**Task statement**
Return each entry exactly, with none missing.
BEGIN Information given
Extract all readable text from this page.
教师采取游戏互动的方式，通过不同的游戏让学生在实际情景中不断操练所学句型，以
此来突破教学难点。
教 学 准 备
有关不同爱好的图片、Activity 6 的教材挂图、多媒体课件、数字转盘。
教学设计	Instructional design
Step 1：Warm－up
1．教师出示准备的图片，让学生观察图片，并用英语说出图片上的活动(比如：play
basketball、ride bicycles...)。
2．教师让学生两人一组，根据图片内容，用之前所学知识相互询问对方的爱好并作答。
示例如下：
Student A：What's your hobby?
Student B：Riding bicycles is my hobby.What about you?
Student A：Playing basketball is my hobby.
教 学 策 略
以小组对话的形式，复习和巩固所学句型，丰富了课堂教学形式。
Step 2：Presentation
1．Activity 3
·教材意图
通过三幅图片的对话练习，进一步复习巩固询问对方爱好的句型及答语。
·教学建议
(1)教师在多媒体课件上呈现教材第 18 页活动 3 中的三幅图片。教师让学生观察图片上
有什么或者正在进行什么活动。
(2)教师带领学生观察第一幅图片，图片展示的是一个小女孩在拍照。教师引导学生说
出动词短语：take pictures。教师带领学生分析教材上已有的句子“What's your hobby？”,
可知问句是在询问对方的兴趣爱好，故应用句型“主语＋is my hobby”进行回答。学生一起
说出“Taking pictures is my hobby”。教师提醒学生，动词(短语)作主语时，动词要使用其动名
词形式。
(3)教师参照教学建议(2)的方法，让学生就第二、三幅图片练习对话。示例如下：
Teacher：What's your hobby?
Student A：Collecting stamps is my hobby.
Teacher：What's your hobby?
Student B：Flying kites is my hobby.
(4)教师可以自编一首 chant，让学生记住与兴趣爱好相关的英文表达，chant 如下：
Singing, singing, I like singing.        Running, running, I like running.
END Information given
**Reply to the exercise**
Extract all readable text from this page.
教师采取游戏互动的方式，通过不同的游戏让学生在实际情景中不断操练所学句型，以
此来突破教学难点。
教 学 准 备
有关不同爱好的图片、Activity 6 的教材挂图、多媒体课件、数字转盘。
教学设计	Instructional design
Step 1：Warm－up
1．教师出示准备的图片，让学生观察图片，并用英语说出图片上的活动(比如：play
basketball、ride bicycles...)。
2．教师让学生两人一组，根据图片内容，用之前所学知识相互询问对方的爱好并作答。
示例如下：
Student A：What's your hobby?
Student B：Riding bicycles is my hobby.What about you?
Student A：Playing basketball is my hobby.
教 学 策 略
以小组对话的形式，复习和巩固所学句型，丰富了课堂教学形式。
Step 2：Presentation
1．Activity 3
·教材意图
通过三幅图片的对话练习，进一步复习巩固询问对方爱好的句型及答语。
·教学建议
(1)教师在多媒体课件上呈现教材第 18 页活动 3 中的三幅图片。教师让学生观察图片上
有什么或者正在进行什么活动。
(2)教师带领学生观察第一幅图片，图片展示的是一个小女孩在拍照。教师引导学生说
出动词短语：take pictures。教师带领学生分析教材上已有的句子“What's your hobby？”,
可知问句是在询问对方的兴趣爱好，故应用句型“主语＋is my hobby”进行回答。学生一起
说出“Taking pictures is my hobby”。教师提醒学生，动词(短语)作主语时，动词要使用其动名
词形式。
(3)教师参照教学建议(2)的方法，让学生就第二、三幅图片练习对话。示例如下：
Teacher：What's your hobby?
Student A：Collecting stamps is my hobby.
Teacher：What's your hobby?
Student B：Flying kites is my hobby.
(4)教师可以自编一首 chant，让学生记住与兴趣爱好相关的英文表达，chant 如下：
Singing, singing, I like singing.        Running, running, I like running.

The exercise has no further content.